__What is being asked__:
Please list every line in the records below that contains the word "component", matching case exactly.

__Stored rows__:
____
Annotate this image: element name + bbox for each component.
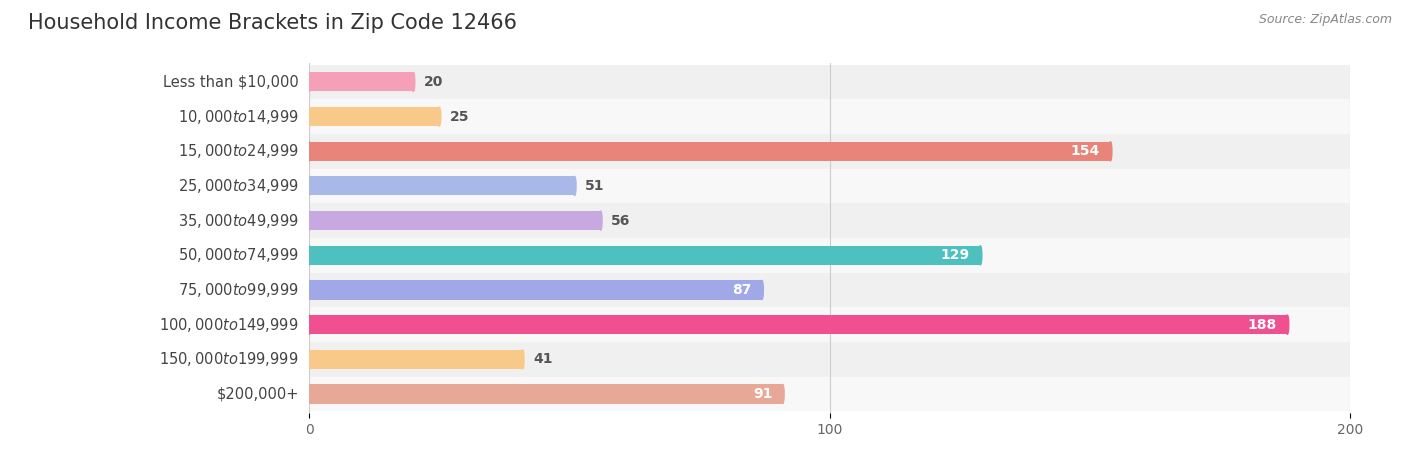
____
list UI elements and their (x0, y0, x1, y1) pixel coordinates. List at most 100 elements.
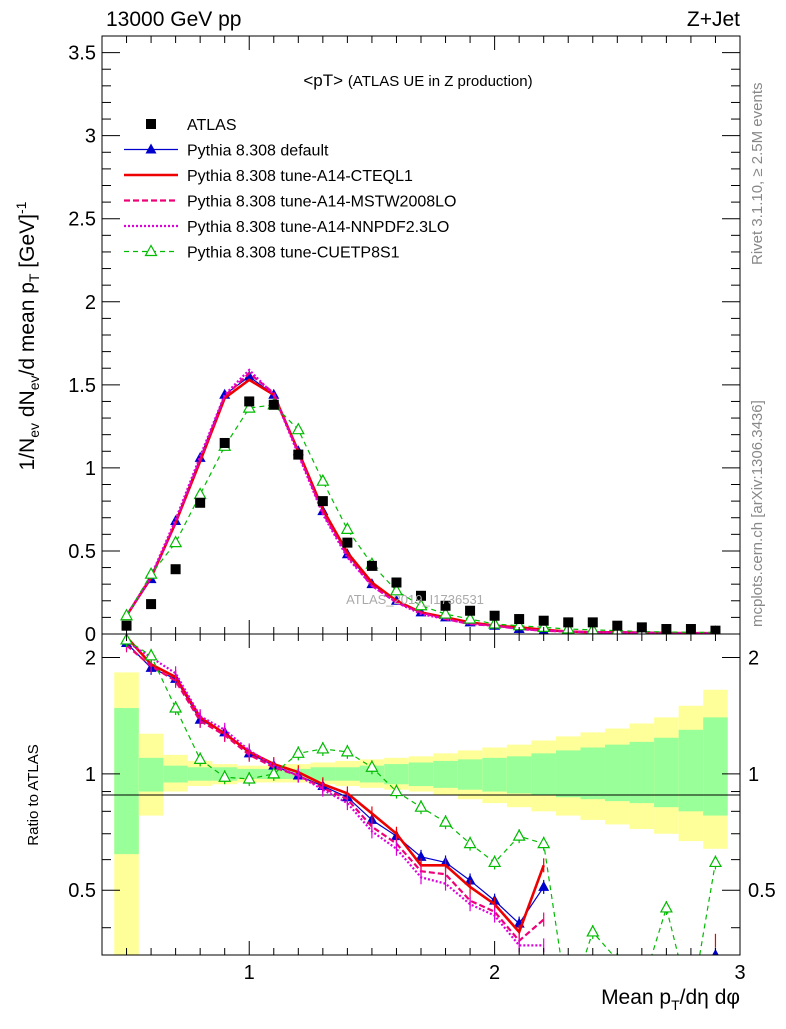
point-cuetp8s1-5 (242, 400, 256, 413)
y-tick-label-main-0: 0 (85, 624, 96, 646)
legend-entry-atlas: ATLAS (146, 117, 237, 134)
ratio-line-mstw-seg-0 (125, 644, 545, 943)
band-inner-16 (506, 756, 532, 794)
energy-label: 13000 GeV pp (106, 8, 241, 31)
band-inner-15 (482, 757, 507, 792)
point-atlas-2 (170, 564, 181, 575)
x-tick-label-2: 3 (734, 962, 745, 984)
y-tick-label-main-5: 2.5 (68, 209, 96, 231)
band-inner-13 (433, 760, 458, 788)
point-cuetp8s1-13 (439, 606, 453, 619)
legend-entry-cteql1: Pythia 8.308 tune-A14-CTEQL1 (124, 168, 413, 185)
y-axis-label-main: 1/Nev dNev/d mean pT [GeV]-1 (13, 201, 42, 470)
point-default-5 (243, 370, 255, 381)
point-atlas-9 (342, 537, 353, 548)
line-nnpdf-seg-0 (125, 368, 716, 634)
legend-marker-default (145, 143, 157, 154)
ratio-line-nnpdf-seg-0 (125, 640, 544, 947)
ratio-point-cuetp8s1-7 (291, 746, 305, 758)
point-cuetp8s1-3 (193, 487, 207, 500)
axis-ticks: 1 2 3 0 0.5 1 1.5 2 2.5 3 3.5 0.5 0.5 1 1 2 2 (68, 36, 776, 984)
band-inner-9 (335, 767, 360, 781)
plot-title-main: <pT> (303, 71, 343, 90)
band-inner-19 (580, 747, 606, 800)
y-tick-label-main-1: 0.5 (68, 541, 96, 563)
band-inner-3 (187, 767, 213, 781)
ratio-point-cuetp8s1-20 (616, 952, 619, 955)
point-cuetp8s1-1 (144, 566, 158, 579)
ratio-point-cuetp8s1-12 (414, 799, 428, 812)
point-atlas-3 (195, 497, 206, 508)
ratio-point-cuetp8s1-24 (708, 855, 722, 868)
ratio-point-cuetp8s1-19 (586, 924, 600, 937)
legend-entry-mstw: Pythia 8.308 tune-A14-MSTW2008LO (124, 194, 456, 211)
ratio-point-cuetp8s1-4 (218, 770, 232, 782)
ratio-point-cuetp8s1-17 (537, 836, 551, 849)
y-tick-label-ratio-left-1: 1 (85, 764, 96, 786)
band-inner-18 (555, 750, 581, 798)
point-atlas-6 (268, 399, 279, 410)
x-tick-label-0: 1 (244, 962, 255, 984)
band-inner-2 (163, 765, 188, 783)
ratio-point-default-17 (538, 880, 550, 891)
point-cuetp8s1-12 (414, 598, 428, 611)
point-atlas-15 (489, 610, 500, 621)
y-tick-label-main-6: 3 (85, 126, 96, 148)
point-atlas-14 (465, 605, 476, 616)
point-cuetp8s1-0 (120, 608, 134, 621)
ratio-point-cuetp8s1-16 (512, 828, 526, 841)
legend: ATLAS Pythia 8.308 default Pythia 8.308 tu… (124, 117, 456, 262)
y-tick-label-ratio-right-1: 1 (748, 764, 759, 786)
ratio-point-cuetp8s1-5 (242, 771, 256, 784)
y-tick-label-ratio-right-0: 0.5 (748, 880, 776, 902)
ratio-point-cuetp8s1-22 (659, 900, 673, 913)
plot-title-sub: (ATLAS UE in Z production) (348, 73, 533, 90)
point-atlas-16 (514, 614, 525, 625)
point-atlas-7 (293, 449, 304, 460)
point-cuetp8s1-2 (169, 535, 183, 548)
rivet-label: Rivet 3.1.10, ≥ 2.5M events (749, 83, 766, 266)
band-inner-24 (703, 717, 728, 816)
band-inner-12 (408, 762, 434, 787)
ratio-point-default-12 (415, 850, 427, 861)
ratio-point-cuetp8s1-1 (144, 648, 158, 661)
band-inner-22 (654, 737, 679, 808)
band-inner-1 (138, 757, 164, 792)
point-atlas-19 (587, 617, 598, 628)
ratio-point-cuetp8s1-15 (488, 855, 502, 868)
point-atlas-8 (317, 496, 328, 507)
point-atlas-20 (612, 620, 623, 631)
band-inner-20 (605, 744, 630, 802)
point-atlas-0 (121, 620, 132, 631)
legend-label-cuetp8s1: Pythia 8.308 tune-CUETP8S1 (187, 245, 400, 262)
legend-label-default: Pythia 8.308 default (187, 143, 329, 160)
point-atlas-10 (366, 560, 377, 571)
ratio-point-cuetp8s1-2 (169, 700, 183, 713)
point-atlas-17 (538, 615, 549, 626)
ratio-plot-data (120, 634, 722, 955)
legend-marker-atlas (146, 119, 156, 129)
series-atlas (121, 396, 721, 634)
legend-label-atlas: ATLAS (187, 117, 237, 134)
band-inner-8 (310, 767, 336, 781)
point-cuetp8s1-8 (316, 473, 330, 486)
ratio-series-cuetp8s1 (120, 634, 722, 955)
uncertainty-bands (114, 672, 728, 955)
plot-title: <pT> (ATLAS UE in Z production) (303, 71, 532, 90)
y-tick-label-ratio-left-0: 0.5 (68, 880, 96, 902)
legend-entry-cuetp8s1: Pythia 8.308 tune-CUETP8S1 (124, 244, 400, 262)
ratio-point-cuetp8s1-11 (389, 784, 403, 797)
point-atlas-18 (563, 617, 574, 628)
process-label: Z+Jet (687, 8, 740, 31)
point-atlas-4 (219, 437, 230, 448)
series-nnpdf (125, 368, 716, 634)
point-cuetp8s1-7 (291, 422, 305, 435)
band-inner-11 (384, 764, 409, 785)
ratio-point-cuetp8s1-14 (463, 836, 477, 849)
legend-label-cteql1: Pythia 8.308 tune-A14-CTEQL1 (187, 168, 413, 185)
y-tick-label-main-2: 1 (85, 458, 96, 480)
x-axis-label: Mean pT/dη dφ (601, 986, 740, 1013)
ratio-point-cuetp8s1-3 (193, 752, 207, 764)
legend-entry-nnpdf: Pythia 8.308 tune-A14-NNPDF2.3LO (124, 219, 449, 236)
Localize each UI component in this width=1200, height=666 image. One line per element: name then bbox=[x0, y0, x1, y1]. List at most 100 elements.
____
__Completed task__:
Annotate this image: element name + bbox for each component.
Localize each UI component in this width=1200, height=666 image. One line per element: name then bbox=[x0, y0, x1, y1]. List at most 100 elements.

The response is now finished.